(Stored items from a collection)
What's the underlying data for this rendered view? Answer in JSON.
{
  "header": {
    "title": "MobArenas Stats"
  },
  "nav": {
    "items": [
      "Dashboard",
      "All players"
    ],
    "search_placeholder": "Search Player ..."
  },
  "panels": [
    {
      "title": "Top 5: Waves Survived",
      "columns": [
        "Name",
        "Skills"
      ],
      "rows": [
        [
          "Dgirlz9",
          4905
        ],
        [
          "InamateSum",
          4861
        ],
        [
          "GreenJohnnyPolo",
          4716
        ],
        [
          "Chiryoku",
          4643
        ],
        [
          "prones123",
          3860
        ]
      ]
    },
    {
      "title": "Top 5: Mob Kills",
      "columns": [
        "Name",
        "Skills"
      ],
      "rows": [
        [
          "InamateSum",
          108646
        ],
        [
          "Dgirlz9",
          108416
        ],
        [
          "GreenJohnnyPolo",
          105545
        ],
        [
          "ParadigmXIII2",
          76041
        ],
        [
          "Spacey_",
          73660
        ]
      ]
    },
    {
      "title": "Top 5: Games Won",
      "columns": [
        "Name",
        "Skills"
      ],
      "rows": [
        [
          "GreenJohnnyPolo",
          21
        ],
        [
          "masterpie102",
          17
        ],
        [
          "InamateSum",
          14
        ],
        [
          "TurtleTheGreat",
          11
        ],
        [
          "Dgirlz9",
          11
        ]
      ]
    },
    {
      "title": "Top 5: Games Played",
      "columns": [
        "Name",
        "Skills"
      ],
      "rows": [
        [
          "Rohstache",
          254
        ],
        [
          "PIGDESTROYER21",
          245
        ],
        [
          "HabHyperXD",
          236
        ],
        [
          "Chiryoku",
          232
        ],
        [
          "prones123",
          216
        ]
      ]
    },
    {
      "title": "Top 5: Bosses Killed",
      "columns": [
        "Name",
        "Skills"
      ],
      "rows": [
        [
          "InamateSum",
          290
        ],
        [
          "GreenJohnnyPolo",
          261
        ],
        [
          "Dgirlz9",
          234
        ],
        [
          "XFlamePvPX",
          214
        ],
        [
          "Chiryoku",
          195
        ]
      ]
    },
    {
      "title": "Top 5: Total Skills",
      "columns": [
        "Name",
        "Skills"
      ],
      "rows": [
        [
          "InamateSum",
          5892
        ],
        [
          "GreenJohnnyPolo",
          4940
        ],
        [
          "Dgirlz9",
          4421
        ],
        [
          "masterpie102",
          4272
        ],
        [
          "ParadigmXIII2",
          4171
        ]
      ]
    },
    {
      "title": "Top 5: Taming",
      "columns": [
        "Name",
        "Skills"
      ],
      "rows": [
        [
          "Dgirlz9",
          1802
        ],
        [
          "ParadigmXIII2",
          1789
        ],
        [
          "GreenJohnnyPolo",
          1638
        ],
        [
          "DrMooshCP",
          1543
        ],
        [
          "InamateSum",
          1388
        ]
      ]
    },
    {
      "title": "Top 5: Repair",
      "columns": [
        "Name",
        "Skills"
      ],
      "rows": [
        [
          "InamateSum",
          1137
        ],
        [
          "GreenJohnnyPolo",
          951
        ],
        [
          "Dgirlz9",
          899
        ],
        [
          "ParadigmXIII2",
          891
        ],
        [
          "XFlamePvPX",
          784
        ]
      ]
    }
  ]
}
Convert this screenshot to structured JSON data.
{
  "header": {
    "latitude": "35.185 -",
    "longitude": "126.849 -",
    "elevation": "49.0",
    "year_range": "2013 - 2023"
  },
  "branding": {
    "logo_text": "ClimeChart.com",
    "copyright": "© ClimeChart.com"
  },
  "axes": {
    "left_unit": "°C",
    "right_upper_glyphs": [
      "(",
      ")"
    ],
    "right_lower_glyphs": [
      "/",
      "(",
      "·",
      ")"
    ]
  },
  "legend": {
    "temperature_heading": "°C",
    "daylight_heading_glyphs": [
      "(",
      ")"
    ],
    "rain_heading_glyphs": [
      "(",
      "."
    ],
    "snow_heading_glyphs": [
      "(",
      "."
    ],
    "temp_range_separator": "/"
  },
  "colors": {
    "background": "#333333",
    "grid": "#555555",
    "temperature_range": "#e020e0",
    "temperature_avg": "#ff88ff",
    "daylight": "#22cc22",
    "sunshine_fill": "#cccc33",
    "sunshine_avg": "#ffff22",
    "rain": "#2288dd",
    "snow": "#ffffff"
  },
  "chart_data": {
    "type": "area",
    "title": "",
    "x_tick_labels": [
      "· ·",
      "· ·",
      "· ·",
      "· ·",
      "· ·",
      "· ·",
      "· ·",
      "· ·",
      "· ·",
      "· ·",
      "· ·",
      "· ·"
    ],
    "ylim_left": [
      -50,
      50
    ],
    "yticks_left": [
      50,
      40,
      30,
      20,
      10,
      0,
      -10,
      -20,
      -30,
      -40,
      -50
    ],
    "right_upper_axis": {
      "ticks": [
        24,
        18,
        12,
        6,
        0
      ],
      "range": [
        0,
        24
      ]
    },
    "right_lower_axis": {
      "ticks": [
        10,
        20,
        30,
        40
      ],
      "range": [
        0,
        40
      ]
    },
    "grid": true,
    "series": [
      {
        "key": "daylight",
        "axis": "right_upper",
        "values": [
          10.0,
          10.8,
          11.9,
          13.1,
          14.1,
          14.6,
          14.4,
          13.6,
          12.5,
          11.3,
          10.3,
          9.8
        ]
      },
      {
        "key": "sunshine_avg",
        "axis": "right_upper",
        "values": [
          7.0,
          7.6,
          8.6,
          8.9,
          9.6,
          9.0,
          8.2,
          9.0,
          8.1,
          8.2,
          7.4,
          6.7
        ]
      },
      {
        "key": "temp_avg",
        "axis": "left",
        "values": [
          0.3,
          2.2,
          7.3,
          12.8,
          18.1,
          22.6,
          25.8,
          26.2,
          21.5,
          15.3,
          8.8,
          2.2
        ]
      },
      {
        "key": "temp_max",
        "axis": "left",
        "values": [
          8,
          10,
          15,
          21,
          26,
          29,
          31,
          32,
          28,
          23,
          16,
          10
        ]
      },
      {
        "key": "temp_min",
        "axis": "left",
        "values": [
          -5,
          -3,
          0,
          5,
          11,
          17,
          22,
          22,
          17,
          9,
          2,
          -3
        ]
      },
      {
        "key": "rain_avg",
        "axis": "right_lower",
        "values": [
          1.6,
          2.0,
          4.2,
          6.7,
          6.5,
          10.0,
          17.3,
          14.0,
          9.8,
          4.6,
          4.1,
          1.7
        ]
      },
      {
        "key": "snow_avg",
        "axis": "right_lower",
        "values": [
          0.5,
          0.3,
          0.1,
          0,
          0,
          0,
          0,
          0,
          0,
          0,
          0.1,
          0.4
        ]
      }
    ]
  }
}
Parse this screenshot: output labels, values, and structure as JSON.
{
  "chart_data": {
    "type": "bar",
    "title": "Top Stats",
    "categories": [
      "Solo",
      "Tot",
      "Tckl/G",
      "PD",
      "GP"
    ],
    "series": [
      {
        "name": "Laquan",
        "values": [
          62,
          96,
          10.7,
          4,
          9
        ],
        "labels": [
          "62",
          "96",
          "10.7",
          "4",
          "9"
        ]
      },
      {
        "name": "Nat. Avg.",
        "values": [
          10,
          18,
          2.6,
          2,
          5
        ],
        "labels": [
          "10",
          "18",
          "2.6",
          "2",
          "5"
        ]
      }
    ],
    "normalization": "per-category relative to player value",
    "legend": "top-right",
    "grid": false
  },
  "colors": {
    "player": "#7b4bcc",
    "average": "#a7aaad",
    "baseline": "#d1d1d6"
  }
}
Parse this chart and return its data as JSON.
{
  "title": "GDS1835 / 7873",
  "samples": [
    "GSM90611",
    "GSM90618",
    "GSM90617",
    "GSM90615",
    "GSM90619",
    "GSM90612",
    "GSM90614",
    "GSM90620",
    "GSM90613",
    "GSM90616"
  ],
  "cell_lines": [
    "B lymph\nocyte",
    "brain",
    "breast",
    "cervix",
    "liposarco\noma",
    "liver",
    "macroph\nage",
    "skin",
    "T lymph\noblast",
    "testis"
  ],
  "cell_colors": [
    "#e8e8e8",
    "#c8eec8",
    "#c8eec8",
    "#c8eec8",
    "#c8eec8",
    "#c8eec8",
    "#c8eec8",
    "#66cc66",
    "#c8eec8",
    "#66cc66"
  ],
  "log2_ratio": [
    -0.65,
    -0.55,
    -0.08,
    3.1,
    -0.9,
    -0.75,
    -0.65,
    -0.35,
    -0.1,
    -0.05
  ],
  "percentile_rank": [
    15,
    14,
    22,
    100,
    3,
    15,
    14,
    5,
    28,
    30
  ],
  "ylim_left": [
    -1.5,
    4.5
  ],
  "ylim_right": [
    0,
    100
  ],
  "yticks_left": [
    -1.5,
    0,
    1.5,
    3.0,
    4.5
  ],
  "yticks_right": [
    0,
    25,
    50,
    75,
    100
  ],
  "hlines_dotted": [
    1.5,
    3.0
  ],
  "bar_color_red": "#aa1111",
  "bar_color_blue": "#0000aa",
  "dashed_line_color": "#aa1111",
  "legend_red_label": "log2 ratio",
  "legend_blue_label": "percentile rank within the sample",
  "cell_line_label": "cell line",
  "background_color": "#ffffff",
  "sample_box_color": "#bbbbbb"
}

» **Given problem**: Lines containing the word "Stats" are to be counted in the listing; state their number alone.

» **The response**: 2